TEXT SECTION section start

This example reads the shader source from text files. The vertex shader (LUTShaderVert.txt located in examples/doc/shaders) contains the following code:
void main (void)
{
gl_TexCoord[0] = gl_MultiTexCoord0
gl_Position = ftransform()
}
This basic vertex program passes along the texture coordinate and then applies a transform to the vertex to correctly position it on the screen. The gl_TexCoord[0] is a varying variable that transmits data from the vertex program to the fragment shader program.
The fragment shader (LUTShaderFrag.txt located in examples/doc/shaders) contains the following code:
uniform sampler2D _IDL_ImageTexture
uniform sampler1D lut
void main(void)
{
float i = texture2D(_IDL_ImageTexture, gl_TexCoord[0].xy).r
gl_FragColor = texture1D(lut, i)
}
The fragment shader is where the lookup happens. The uniform variable, lut, which was defined in the IDL application using SetUniformVariable, contains the lookup table in a 1-D texture (of GLSL type sampler1D). As previously explained, the LUT
is loaded into a texture map for efficiency.

TEXT SECTION section end

**PROBLEM DESCRIPTION:**
Decide whether each statement agrees with the shader text above, answering yes or no and quoting the words of the text that settle it: (a) The vertex shader file is located in examples/doc/shaders. (b) The lookup happens in the vertex shader. (c) The variable lut holds the lookup table in a 2-D texture. The lines that come next are separate material, unrelated to the text.

DATA LISTING section start

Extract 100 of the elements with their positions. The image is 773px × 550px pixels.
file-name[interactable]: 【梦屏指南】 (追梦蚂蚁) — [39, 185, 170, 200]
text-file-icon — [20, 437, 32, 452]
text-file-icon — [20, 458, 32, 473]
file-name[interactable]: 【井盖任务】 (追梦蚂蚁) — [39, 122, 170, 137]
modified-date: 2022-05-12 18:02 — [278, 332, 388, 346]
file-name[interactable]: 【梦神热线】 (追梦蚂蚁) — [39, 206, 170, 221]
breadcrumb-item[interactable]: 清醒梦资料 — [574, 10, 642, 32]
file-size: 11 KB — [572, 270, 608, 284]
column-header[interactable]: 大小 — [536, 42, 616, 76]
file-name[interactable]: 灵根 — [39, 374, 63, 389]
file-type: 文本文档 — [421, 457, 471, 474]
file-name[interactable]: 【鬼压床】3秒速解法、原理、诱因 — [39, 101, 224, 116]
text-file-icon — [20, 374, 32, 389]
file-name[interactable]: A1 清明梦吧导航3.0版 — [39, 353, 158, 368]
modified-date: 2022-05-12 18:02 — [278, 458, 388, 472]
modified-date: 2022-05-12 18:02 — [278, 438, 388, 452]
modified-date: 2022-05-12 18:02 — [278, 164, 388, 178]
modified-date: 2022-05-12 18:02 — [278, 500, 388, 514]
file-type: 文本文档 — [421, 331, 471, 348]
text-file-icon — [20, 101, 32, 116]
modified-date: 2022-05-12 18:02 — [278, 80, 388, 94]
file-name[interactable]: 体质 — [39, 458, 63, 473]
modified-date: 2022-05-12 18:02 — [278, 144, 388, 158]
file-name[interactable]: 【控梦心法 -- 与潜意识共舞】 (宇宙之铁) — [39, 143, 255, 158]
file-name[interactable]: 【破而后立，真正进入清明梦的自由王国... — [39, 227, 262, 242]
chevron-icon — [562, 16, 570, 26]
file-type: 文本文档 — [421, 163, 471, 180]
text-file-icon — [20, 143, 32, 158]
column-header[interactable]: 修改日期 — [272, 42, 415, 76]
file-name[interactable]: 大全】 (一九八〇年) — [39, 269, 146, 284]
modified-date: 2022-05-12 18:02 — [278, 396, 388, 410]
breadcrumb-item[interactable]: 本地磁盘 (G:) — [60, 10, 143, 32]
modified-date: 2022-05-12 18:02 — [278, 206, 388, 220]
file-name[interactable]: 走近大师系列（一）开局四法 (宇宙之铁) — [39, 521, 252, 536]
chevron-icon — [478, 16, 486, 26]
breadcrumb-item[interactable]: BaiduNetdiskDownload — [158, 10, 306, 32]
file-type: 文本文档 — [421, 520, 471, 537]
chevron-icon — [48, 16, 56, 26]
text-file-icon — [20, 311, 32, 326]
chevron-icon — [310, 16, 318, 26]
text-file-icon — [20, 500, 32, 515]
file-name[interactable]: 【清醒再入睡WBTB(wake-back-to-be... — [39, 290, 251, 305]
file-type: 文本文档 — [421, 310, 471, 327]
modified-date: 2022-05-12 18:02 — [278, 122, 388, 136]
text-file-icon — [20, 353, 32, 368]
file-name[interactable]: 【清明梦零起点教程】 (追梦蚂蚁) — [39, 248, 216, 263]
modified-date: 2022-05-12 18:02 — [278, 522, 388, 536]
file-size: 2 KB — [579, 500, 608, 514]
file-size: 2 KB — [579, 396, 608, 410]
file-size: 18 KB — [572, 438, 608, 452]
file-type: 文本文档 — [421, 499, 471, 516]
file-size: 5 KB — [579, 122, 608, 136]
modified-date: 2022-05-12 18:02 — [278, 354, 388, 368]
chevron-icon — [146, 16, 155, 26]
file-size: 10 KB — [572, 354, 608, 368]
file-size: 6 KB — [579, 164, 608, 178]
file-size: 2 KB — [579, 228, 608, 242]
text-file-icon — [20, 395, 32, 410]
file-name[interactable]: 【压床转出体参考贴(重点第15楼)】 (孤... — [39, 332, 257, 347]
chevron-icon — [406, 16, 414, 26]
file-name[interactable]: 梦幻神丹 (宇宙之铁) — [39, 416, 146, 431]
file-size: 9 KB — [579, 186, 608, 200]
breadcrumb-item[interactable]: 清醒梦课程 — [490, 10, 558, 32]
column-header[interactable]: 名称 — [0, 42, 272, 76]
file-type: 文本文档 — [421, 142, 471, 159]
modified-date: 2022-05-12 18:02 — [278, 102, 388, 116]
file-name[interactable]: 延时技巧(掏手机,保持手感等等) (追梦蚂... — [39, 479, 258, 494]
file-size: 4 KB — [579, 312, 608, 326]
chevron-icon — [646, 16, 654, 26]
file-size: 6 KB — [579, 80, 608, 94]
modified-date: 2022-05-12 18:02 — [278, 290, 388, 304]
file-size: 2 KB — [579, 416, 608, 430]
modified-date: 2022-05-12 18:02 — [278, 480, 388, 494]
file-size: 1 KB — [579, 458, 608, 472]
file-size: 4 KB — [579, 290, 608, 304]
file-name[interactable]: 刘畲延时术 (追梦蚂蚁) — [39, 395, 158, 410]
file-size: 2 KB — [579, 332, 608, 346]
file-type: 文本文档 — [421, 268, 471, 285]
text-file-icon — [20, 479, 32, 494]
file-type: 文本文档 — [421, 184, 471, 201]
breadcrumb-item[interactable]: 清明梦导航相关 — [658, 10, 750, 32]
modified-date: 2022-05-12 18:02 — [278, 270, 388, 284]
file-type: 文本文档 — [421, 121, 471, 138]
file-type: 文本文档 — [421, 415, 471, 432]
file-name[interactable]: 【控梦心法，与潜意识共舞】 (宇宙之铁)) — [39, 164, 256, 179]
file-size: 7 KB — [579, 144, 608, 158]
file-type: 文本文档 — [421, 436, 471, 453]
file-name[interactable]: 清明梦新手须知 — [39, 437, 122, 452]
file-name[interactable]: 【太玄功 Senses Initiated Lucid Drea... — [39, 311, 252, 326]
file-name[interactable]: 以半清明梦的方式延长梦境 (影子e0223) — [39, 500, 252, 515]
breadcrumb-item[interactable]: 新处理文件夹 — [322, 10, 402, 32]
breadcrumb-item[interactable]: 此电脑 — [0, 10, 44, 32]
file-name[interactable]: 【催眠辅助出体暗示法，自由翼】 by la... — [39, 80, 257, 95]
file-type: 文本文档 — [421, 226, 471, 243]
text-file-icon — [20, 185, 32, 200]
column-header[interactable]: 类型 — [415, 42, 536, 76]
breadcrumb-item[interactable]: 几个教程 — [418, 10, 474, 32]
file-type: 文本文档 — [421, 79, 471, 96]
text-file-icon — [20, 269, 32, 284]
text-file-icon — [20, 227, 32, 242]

DATA LISTING section end

**SOLUTION TO THE PROBLEM:**
(a) Yes: "LUTShaderVert.txt located in examples/doc/shaders"
(b) No: "The fragment shader is where the lookup happens."
(c) No: "contains the lookup table in a 1-D texture (of GLSL type sampler1D)"